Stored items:
# # #
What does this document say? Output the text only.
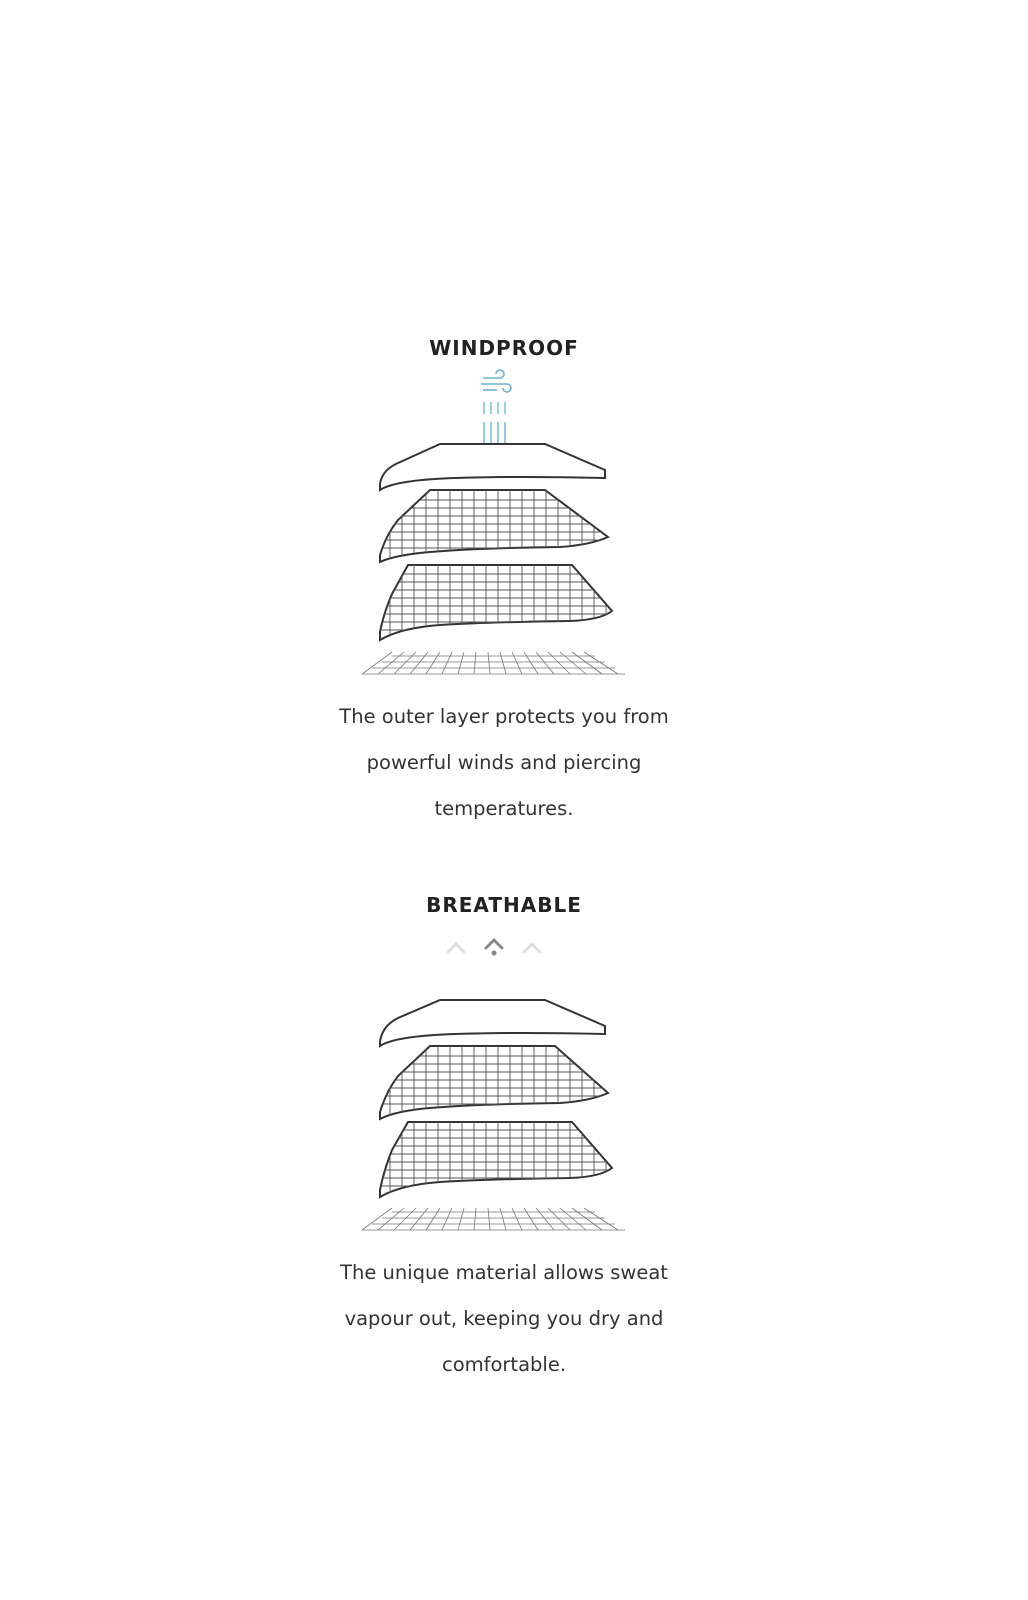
WINDPROOF
The outer layer protects you from
powerful winds and piercing
temperatures.
BREATHABLE
The unique material allows sweat
vapour out, keeping you dry and
comfortable.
# # #
DESCRIPTION OF THE TASK: Transcribe the full listing character for character. Pictures are excluded.

FINISHED EXERCISE:
What does this document say? Output the text only.
WINDPROOF
The outer layer protects you from
powerful winds and piercing
temperatures.
BREATHABLE
The unique material allows sweat
vapour out, keeping you dry and
comfortable.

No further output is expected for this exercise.